(Image-based layout entries)
↓
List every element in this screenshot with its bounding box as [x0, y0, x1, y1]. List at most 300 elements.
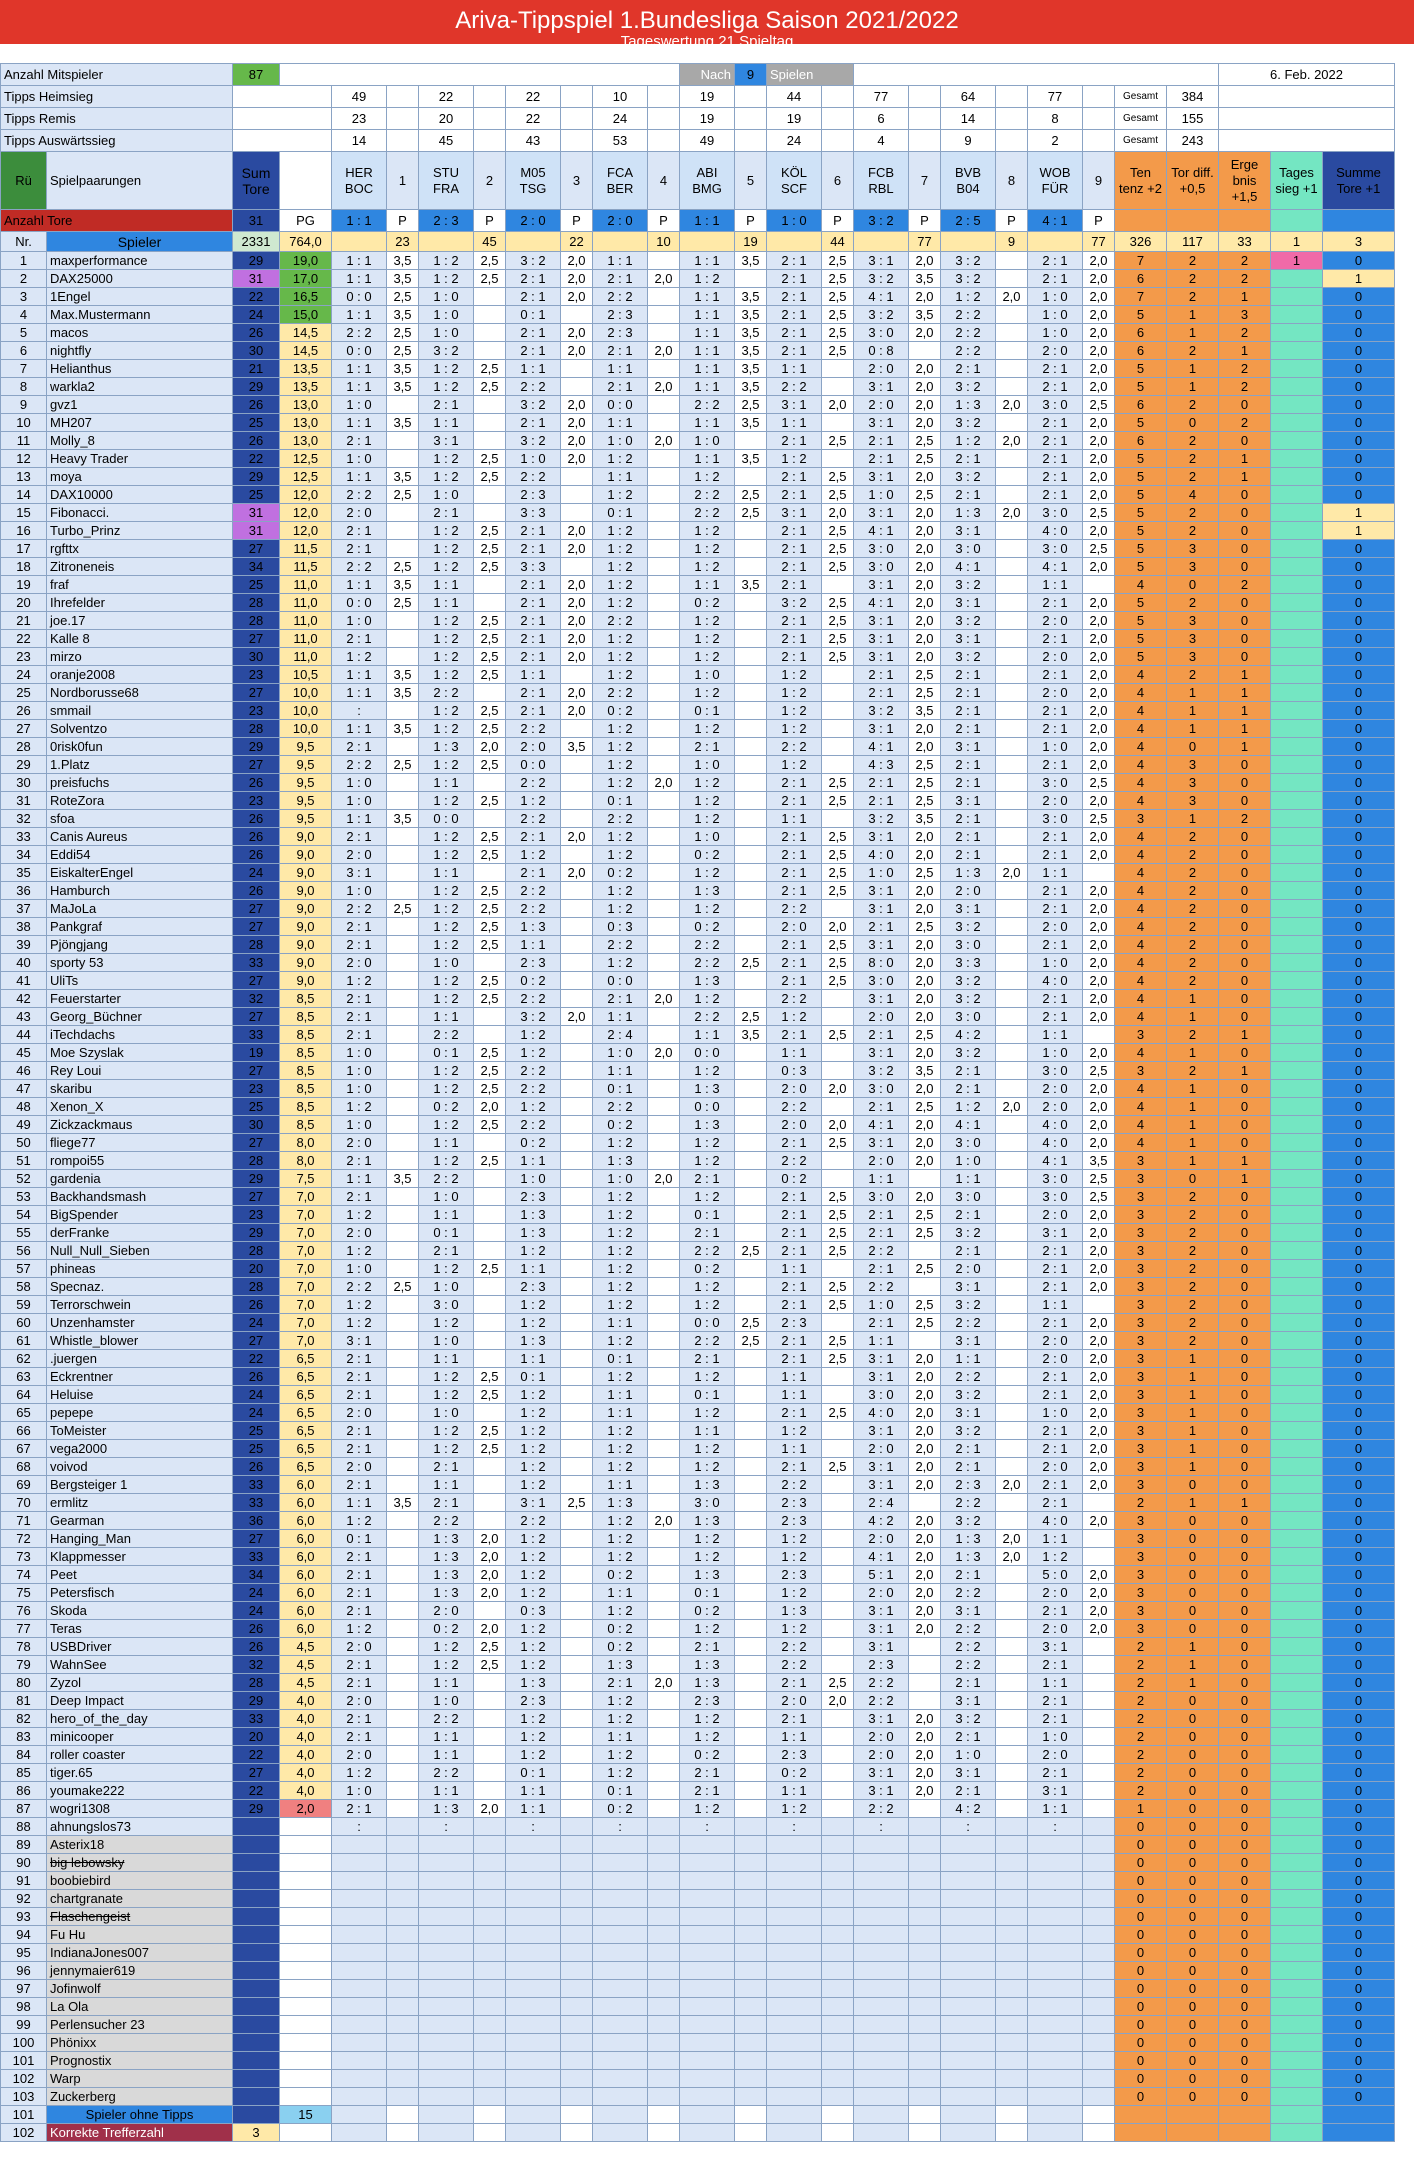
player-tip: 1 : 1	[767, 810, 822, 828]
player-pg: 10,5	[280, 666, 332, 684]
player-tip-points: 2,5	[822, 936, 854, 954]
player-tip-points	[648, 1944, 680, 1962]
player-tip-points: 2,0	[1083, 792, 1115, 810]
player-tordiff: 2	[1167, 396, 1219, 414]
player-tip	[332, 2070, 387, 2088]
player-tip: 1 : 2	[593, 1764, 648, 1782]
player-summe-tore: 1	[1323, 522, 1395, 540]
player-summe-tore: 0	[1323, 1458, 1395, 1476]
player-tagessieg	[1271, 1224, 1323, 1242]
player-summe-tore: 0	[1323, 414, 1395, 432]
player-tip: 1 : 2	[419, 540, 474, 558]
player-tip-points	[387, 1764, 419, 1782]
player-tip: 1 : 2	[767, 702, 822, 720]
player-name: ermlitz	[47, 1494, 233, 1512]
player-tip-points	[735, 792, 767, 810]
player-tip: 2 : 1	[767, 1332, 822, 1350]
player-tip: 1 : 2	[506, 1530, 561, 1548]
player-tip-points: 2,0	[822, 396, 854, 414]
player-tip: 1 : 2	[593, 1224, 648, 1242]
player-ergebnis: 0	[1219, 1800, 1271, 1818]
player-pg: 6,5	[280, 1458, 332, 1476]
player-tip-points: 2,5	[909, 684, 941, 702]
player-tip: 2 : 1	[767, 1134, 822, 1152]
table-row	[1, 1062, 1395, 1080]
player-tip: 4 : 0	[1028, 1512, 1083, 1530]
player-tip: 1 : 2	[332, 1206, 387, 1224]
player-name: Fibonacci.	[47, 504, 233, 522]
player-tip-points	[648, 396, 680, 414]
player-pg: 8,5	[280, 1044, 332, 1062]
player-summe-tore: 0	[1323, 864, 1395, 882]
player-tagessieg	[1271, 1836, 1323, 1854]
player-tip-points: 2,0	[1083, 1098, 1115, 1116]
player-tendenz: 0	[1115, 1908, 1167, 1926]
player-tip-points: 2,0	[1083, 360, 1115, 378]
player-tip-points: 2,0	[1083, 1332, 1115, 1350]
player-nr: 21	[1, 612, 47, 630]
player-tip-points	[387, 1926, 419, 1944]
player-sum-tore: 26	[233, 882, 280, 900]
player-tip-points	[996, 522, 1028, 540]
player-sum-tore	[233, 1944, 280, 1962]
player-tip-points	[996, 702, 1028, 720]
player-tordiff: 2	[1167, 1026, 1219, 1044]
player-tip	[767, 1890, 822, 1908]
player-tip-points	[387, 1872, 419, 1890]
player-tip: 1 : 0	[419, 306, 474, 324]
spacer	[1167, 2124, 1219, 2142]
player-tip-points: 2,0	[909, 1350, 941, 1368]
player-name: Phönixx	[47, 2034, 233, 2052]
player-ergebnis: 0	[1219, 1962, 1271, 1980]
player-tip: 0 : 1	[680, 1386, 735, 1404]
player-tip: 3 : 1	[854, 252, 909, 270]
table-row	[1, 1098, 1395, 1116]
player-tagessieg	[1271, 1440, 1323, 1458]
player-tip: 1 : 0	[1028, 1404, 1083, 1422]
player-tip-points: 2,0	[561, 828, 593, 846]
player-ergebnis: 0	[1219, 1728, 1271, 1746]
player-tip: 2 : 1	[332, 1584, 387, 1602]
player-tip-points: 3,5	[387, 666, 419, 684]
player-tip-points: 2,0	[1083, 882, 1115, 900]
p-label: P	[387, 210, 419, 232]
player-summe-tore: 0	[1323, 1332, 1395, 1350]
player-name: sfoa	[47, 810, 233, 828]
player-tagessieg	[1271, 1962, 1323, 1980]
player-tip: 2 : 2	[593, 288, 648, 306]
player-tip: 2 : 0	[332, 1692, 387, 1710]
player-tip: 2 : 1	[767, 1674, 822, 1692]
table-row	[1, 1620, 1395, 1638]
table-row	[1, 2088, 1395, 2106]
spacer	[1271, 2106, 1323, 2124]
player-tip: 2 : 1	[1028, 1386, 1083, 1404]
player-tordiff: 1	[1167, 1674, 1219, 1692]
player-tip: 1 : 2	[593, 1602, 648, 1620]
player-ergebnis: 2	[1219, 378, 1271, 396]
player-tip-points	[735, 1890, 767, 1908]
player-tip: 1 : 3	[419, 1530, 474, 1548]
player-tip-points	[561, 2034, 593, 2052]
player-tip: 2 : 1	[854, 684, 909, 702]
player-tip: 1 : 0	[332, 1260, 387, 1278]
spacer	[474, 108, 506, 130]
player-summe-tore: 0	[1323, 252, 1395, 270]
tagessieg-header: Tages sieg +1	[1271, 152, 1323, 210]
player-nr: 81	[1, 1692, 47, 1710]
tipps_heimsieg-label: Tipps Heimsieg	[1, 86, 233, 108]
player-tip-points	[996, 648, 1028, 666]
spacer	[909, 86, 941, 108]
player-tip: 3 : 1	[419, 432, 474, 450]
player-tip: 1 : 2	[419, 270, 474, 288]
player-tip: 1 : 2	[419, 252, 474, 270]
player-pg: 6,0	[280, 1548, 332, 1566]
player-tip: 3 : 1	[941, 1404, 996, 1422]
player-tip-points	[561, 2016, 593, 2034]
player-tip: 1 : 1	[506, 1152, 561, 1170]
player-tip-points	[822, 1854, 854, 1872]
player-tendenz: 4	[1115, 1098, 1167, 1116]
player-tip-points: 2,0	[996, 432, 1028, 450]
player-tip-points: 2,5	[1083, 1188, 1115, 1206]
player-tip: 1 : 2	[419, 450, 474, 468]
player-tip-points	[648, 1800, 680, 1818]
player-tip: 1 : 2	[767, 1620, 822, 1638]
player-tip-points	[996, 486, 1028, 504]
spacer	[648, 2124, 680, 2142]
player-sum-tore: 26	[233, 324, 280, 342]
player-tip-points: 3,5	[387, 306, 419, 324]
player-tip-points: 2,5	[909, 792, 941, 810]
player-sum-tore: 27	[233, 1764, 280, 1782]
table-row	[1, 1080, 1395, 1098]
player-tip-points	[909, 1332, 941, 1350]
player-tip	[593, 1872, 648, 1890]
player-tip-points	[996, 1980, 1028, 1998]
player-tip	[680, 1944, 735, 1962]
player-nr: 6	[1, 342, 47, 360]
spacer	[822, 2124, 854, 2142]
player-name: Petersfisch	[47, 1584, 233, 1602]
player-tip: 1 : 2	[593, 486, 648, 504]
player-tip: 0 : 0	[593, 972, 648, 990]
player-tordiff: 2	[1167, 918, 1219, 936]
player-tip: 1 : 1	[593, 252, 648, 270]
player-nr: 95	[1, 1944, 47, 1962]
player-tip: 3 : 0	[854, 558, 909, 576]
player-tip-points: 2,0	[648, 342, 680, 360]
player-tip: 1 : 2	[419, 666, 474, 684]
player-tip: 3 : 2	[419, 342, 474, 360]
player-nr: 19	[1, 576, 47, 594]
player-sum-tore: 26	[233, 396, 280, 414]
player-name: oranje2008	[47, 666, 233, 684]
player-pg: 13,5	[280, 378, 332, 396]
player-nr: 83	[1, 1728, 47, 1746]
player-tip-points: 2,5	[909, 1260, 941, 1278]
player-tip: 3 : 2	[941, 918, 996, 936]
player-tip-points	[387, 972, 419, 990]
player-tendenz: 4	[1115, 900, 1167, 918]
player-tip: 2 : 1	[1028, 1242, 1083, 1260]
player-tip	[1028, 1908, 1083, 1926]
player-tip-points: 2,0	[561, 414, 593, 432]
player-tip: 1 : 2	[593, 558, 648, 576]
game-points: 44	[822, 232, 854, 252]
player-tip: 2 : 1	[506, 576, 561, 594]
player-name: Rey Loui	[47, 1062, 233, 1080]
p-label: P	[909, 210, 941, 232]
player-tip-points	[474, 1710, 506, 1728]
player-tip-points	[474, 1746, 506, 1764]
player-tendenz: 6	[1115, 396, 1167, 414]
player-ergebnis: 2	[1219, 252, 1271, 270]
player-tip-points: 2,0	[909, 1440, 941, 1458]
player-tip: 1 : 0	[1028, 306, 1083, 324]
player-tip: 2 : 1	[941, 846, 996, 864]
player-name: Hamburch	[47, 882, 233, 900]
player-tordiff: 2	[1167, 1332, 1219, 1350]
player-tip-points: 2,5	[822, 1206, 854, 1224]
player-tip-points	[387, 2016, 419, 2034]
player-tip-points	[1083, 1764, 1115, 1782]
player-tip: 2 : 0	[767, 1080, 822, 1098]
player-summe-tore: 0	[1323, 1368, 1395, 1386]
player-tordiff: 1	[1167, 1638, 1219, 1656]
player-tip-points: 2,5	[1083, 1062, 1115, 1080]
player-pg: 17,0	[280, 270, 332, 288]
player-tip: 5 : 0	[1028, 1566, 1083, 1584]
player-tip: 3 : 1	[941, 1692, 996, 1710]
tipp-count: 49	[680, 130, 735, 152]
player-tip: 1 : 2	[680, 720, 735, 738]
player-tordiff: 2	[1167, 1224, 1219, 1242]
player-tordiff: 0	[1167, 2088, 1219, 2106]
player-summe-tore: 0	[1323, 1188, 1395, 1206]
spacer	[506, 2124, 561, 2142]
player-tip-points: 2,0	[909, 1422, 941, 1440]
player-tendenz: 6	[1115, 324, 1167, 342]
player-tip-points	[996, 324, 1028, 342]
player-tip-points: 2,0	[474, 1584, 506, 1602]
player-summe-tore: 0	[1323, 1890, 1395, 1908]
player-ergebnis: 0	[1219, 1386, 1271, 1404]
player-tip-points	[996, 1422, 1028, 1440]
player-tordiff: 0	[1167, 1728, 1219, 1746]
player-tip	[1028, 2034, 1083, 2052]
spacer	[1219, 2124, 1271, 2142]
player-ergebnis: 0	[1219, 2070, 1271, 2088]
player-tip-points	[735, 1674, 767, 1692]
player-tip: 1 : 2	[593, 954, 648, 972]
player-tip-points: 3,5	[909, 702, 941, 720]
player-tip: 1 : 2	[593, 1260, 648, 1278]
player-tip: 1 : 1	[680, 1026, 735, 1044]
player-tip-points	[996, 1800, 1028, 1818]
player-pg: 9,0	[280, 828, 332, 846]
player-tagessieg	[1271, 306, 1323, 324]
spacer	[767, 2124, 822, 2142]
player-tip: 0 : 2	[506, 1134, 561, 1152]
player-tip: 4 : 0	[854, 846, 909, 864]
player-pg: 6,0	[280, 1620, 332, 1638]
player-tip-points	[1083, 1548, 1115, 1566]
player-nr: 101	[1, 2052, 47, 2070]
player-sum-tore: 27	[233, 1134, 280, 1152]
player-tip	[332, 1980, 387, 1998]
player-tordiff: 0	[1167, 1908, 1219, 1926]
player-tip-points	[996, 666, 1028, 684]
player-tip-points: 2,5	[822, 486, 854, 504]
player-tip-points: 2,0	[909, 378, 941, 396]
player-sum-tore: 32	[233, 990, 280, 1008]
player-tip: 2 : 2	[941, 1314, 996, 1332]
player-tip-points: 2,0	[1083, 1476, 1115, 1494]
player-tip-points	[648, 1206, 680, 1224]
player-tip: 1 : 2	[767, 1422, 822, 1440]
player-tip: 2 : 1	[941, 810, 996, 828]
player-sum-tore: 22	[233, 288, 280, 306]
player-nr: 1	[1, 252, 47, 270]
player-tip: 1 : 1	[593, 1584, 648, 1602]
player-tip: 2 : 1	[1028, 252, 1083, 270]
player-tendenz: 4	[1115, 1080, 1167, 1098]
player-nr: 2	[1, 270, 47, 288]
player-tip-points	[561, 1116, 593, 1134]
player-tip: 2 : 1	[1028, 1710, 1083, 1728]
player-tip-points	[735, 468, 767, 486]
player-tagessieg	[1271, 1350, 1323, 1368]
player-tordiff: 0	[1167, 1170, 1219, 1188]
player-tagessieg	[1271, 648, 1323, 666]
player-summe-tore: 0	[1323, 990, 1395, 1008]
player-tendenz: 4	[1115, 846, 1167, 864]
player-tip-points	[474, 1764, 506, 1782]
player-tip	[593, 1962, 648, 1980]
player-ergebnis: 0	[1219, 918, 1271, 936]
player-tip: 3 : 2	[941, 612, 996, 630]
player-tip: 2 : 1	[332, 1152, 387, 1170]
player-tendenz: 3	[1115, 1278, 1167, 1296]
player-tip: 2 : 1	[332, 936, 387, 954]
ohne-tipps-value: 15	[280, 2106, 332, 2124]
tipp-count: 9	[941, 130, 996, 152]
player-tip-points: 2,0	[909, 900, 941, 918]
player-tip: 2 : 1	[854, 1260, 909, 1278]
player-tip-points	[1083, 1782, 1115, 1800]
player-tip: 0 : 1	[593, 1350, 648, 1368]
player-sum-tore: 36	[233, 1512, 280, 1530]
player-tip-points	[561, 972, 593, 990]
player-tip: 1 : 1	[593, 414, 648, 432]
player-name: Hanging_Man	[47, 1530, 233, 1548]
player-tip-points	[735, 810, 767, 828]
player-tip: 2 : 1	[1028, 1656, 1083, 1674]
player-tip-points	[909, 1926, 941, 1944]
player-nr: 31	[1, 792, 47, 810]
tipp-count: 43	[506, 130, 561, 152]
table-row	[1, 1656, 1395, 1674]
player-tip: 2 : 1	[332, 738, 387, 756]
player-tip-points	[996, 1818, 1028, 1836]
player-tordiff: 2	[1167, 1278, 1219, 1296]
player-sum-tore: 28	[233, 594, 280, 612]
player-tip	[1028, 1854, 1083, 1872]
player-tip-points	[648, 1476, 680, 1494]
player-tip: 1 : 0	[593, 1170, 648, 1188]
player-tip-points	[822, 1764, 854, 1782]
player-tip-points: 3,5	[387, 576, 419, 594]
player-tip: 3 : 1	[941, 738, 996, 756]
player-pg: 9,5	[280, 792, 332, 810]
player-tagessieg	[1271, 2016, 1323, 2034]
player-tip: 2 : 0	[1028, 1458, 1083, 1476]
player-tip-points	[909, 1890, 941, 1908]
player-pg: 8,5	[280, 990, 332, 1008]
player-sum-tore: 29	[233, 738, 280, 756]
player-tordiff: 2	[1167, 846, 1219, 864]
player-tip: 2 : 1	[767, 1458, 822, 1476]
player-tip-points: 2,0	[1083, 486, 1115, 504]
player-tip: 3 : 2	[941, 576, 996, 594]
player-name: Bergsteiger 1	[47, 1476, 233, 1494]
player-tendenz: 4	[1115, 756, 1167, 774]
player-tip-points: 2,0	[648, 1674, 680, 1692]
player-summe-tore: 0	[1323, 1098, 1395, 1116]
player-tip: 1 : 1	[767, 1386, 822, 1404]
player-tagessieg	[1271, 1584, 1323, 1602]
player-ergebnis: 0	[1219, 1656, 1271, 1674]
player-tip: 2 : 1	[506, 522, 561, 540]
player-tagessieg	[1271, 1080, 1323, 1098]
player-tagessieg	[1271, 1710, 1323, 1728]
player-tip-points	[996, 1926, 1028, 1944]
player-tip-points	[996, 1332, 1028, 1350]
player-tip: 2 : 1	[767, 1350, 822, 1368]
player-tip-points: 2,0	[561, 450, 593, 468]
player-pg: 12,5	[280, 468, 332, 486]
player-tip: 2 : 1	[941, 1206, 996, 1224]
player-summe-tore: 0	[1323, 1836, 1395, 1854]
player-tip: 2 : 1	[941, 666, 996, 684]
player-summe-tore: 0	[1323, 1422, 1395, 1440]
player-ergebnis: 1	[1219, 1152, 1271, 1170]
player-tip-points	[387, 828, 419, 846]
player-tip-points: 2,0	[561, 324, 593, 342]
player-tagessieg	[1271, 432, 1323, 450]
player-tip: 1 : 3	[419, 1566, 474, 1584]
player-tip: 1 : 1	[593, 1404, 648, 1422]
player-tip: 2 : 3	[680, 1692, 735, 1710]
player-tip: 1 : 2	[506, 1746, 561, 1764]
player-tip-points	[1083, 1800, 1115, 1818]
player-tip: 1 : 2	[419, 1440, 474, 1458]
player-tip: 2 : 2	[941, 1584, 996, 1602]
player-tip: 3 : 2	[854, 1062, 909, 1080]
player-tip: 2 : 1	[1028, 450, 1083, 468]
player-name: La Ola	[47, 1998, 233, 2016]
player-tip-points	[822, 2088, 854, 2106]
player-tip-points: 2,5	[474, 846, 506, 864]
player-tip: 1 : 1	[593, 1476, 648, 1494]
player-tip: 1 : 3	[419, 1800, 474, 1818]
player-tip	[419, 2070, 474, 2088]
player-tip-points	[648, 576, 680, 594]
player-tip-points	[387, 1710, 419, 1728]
↑
Rewrite the lines that start with the one containing "810, 822, 828]" and end with the one containing "1458, 332, 1476]", substituting "player-total-goals" for every "player-summe-tore" and leaving everything else the same. Return only those lines.

player-tip: 1 : 1	[767, 810, 822, 828]
player-pg: 10,5	[280, 666, 332, 684]
player-tip-points: 2,5	[822, 936, 854, 954]
player-tip-points	[648, 1944, 680, 1962]
player-tip-points: 2,0	[1083, 792, 1115, 810]
player-tordiff: 2	[1167, 396, 1219, 414]
player-tip	[332, 2070, 387, 2088]
player-tip: 1 : 2	[593, 1764, 648, 1782]
player-total-goals: 1	[1323, 522, 1395, 540]
player-total-goals: 0	[1323, 1458, 1395, 1476]
player-tagessieg	[1271, 1224, 1323, 1242]
player-total-goals: 0	[1323, 414, 1395, 432]
player-tip: 1 : 2	[419, 540, 474, 558]
player-tip-points	[387, 1764, 419, 1782]
player-tip: 1 : 2	[767, 702, 822, 720]
player-name: ermlitz	[47, 1494, 233, 1512]
player-tip-points	[735, 792, 767, 810]
player-tip: 2 : 1	[767, 1332, 822, 1350]
player-tip: 1 : 2	[506, 1530, 561, 1548]
player-tip-points: 2,0	[822, 396, 854, 414]
player-tip: 1 : 2	[593, 1224, 648, 1242]
player-ergebnis: 0	[1219, 1800, 1271, 1818]
player-pg: 6,5	[280, 1458, 332, 1476]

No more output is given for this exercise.